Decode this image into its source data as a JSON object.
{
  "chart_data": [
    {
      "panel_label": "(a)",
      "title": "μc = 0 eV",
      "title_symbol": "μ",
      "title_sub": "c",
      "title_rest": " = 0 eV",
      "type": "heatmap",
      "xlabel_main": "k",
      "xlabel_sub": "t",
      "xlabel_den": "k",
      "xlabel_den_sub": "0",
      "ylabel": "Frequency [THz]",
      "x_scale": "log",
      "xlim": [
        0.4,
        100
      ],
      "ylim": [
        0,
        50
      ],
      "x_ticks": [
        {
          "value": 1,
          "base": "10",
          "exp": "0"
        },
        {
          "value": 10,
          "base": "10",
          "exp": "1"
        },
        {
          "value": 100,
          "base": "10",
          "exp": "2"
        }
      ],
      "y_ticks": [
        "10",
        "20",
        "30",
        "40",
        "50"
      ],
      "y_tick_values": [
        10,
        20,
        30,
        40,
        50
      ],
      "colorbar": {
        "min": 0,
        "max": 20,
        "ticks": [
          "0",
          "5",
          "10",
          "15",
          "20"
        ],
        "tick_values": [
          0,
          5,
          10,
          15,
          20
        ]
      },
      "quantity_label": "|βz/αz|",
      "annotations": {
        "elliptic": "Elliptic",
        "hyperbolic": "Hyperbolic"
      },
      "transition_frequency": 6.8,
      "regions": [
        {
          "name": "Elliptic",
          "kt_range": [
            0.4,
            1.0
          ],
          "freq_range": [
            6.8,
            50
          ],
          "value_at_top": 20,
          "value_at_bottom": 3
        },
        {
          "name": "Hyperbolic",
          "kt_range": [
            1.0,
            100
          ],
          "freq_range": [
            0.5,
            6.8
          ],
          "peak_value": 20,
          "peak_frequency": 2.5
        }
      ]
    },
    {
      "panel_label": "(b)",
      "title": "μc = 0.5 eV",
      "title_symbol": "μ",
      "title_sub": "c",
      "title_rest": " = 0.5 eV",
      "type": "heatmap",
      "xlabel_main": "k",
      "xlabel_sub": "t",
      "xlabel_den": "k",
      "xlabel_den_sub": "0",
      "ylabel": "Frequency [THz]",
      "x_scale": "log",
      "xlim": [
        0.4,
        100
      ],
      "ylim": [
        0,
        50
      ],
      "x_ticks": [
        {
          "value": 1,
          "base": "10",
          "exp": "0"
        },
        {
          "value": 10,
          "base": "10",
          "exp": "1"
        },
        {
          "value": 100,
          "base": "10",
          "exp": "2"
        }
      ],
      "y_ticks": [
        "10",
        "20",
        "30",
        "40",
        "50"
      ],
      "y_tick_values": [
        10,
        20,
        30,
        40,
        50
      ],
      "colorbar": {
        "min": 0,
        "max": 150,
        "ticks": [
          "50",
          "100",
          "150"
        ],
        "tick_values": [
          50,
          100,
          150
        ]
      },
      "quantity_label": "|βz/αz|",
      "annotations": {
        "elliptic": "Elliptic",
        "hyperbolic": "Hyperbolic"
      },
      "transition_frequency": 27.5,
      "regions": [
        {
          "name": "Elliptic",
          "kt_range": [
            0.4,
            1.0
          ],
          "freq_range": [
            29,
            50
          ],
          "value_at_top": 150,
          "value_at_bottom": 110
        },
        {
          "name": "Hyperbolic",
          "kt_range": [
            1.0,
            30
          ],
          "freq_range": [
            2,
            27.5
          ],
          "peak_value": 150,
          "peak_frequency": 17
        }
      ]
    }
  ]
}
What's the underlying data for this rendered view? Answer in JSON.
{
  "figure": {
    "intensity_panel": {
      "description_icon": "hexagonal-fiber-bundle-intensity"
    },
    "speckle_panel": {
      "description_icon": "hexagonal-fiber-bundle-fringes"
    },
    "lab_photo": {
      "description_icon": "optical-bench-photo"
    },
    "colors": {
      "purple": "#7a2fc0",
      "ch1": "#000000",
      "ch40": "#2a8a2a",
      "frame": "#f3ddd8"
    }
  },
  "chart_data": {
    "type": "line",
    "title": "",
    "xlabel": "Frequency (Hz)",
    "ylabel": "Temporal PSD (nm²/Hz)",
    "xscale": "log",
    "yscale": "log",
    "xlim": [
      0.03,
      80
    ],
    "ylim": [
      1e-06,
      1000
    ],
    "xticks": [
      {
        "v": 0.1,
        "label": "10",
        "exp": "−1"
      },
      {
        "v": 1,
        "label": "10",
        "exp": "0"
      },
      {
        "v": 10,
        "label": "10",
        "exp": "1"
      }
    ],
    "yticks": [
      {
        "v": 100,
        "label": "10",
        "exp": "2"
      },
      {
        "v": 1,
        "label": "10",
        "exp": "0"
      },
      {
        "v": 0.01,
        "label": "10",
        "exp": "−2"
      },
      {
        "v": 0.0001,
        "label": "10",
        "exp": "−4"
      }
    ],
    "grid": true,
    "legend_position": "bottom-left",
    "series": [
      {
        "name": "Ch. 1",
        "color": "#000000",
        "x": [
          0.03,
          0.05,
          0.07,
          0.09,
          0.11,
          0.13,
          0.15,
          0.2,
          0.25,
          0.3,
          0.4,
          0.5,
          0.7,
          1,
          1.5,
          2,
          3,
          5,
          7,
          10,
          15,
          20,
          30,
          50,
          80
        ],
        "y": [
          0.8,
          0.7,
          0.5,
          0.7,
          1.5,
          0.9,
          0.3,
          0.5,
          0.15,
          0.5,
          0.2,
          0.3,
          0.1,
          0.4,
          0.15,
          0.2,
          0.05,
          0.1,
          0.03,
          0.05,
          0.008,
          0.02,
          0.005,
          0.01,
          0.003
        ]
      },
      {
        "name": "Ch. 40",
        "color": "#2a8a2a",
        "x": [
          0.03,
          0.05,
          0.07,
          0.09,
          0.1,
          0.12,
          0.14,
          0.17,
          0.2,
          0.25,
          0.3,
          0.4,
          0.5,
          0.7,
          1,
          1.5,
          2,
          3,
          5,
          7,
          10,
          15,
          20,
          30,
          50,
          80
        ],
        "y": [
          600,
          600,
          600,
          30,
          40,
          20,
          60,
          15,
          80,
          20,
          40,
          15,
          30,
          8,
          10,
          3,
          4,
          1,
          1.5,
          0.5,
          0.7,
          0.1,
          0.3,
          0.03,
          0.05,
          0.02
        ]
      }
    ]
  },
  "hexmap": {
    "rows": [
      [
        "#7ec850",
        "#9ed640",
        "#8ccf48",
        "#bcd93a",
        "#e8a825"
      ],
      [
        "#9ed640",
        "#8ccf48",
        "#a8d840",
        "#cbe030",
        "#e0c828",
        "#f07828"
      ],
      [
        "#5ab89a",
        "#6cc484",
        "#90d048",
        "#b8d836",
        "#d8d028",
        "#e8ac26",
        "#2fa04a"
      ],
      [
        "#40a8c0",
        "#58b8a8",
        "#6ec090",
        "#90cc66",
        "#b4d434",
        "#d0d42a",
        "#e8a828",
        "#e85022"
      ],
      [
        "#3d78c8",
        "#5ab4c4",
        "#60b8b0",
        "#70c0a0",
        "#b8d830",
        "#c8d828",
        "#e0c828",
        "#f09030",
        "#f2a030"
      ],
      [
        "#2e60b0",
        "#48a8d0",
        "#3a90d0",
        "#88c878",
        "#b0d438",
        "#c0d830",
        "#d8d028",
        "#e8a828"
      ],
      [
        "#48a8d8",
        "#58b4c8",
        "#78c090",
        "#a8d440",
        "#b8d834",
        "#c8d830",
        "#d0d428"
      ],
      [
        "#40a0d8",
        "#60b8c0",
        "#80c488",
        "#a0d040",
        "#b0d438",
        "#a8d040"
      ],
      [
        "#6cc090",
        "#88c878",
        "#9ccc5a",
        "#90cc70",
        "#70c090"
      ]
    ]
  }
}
= = = = = = =
All the data must be duplicated exactly, with nothing added or removed.

TASK SOLUTION.
Decode this image into its source data as a JSON object.
{
  "chart_data": [
    {
      "panel_label": "(a)",
      "title": "μc = 0 eV",
      "title_symbol": "μ",
      "title_sub": "c",
      "title_rest": " = 0 eV",
      "type": "heatmap",
      "xlabel_main": "k",
      "xlabel_sub": "t",
      "xlabel_den": "k",
      "xlabel_den_sub": "0",
      "ylabel": "Frequency [THz]",
      "x_scale": "log",
      "xlim": [
        0.4,
        100
      ],
      "ylim": [
        0,
        50
      ],
      "x_ticks": [
        {
          "value": 1,
          "base": "10",
          "exp": "0"
        },
        {
          "value": 10,
          "base": "10",
          "exp": "1"
        },
        {
          "value": 100,
          "base": "10",
          "exp": "2"
        }
      ],
      "y_ticks": [
        "10",
        "20",
        "30",
        "40",
        "50"
      ],
      "y_tick_values": [
        10,
        20,
        30,
        40,
        50
      ],
      "colorbar": {
        "min": 0,
        "max": 20,
        "ticks": [
          "0",
          "5",
          "10",
          "15",
          "20"
        ],
        "tick_values": [
          0,
          5,
          10,
          15,
          20
        ]
      },
      "quantity_label": "|βz/αz|",
      "annotations": {
        "elliptic": "Elliptic",
        "hyperbolic": "Hyperbolic"
      },
      "transition_frequency": 6.8,
      "regions": [
        {
          "name": "Elliptic",
          "kt_range": [
            0.4,
            1.0
          ],
          "freq_range": [
            6.8,
            50
          ],
          "value_at_top": 20,
          "value_at_bottom": 3
        },
        {
          "name": "Hyperbolic",
          "kt_range": [
            1.0,
            100
          ],
          "freq_range": [
            0.5,
            6.8
          ],
          "peak_value": 20,
          "peak_frequency": 2.5
        }
      ]
    },
    {
      "panel_label": "(b)",
      "title": "μc = 0.5 eV",
      "title_symbol": "μ",
      "title_sub": "c",
      "title_rest": " = 0.5 eV",
      "type": "heatmap",
      "xlabel_main": "k",
      "xlabel_sub": "t",
      "xlabel_den": "k",
      "xlabel_den_sub": "0",
      "ylabel": "Frequency [THz]",
      "x_scale": "log",
      "xlim": [
        0.4,
        100
      ],
      "ylim": [
        0,
        50
      ],
      "x_ticks": [
        {
          "value": 1,
          "base": "10",
          "exp": "0"
        },
        {
          "value": 10,
          "base": "10",
          "exp": "1"
        },
        {
          "value": 100,
          "base": "10",
          "exp": "2"
        }
      ],
      "y_ticks": [
        "10",
        "20",
        "30",
        "40",
        "50"
      ],
      "y_tick_values": [
        10,
        20,
        30,
        40,
        50
      ],
      "colorbar": {
        "min": 0,
        "max": 150,
        "ticks": [
          "50",
          "100",
          "150"
        ],
        "tick_values": [
          50,
          100,
          150
        ]
      },
      "quantity_label": "|βz/αz|",
      "annotations": {
        "elliptic": "Elliptic",
        "hyperbolic": "Hyperbolic"
      },
      "transition_frequency": 27.5,
      "regions": [
        {
          "name": "Elliptic",
          "kt_range": [
            0.4,
            1.0
          ],
          "freq_range": [
            29,
            50
          ],
          "value_at_top": 150,
          "value_at_bottom": 110
        },
        {
          "name": "Hyperbolic",
          "kt_range": [
            1.0,
            30
          ],
          "freq_range": [
            2,
            27.5
          ],
          "peak_value": 150,
          "peak_frequency": 17
        }
      ]
    }
  ]
}
What's the underlying data for this rendered view? Answer in JSON.
{
  "figure": {
    "intensity_panel": {
      "description_icon": "hexagonal-fiber-bundle-intensity"
    },
    "speckle_panel": {
      "description_icon": "hexagonal-fiber-bundle-fringes"
    },
    "lab_photo": {
      "description_icon": "optical-bench-photo"
    },
    "colors": {
      "purple": "#7a2fc0",
      "ch1": "#000000",
      "ch40": "#2a8a2a",
      "frame": "#f3ddd8"
    }
  },
  "chart_data": {
    "type": "line",
    "title": "",
    "xlabel": "Frequency (Hz)",
    "ylabel": "Temporal PSD (nm²/Hz)",
    "xscale": "log",
    "yscale": "log",
    "xlim": [
      0.03,
      80
    ],
    "ylim": [
      1e-06,
      1000
    ],
    "xticks": [
      {
        "v": 0.1,
        "label": "10",
        "exp": "−1"
      },
      {
        "v": 1,
        "label": "10",
        "exp": "0"
      },
      {
        "v": 10,
        "label": "10",
        "exp": "1"
      }
    ],
    "yticks": [
      {
        "v": 100,
        "label": "10",
        "exp": "2"
      },
      {
        "v": 1,
        "label": "10",
        "exp": "0"
      },
      {
        "v": 0.01,
        "label": "10",
        "exp": "−2"
      },
      {
        "v": 0.0001,
        "label": "10",
        "exp": "−4"
      }
    ],
    "grid": true,
    "legend_position": "bottom-left",
    "series": [
      {
        "name": "Ch. 1",
        "color": "#000000",
        "x": [
          0.03,
          0.05,
          0.07,
          0.09,
          0.11,
          0.13,
          0.15,
          0.2,
          0.25,
          0.3,
          0.4,
          0.5,
          0.7,
          1,
          1.5,
          2,
          3,
          5,
          7,
          10,
          15,
          20,
          30,
          50,
          80
        ],
        "y": [
          0.8,
          0.7,
          0.5,
          0.7,
          1.5,
          0.9,
          0.3,
          0.5,
          0.15,
          0.5,
          0.2,
          0.3,
          0.1,
          0.4,
          0.15,
          0.2,
          0.05,
          0.1,
          0.03,
          0.05,
          0.008,
          0.02,
          0.005,
          0.01,
          0.003
        ]
      },
      {
        "name": "Ch. 40",
        "color": "#2a8a2a",
        "x": [
          0.03,
          0.05,
          0.07,
          0.09,
          0.1,
          0.12,
          0.14,
          0.17,
          0.2,
          0.25,
          0.3,
          0.4,
          0.5,
          0.7,
          1,
          1.5,
          2,
          3,
          5,
          7,
          10,
          15,
          20,
          30,
          50,
          80
        ],
        "y": [
          600,
          600,
          600,
          30,
          40,
          20,
          60,
          15,
          80,
          20,
          40,
          15,
          30,
          8,
          10,
          3,
          4,
          1,
          1.5,
          0.5,
          0.7,
          0.1,
          0.3,
          0.03,
          0.05,
          0.02
        ]
      }
    ]
  },
  "hexmap": {
    "rows": [
      [
        "#7ec850",
        "#9ed640",
        "#8ccf48",
        "#bcd93a",
        "#e8a825"
      ],
      [
        "#9ed640",
        "#8ccf48",
        "#a8d840",
        "#cbe030",
        "#e0c828",
        "#f07828"
      ],
      [
        "#5ab89a",
        "#6cc484",
        "#90d048",
        "#b8d836",
        "#d8d028",
        "#e8ac26",
        "#2fa04a"
      ],
      [
        "#40a8c0",
        "#58b8a8",
        "#6ec090",
        "#90cc66",
        "#b4d434",
        "#d0d42a",
        "#e8a828",
        "#e85022"
      ],
      [
        "#3d78c8",
        "#5ab4c4",
        "#60b8b0",
        "#70c0a0",
        "#b8d830",
        "#c8d828",
        "#e0c828",
        "#f09030",
        "#f2a030"
      ],
      [
        "#2e60b0",
        "#48a8d0",
        "#3a90d0",
        "#88c878",
        "#b0d438",
        "#c0d830",
        "#d8d028",
        "#e8a828"
      ],
      [
        "#48a8d8",
        "#58b4c8",
        "#78c090",
        "#a8d440",
        "#b8d834",
        "#c8d830",
        "#d0d428"
      ],
      [
        "#40a0d8",
        "#60b8c0",
        "#80c488",
        "#a0d040",
        "#b0d438",
        "#a8d040"
      ],
      [
        "#6cc090",
        "#88c878",
        "#9ccc5a",
        "#90cc70",
        "#70c090"
      ]
    ]
  }
}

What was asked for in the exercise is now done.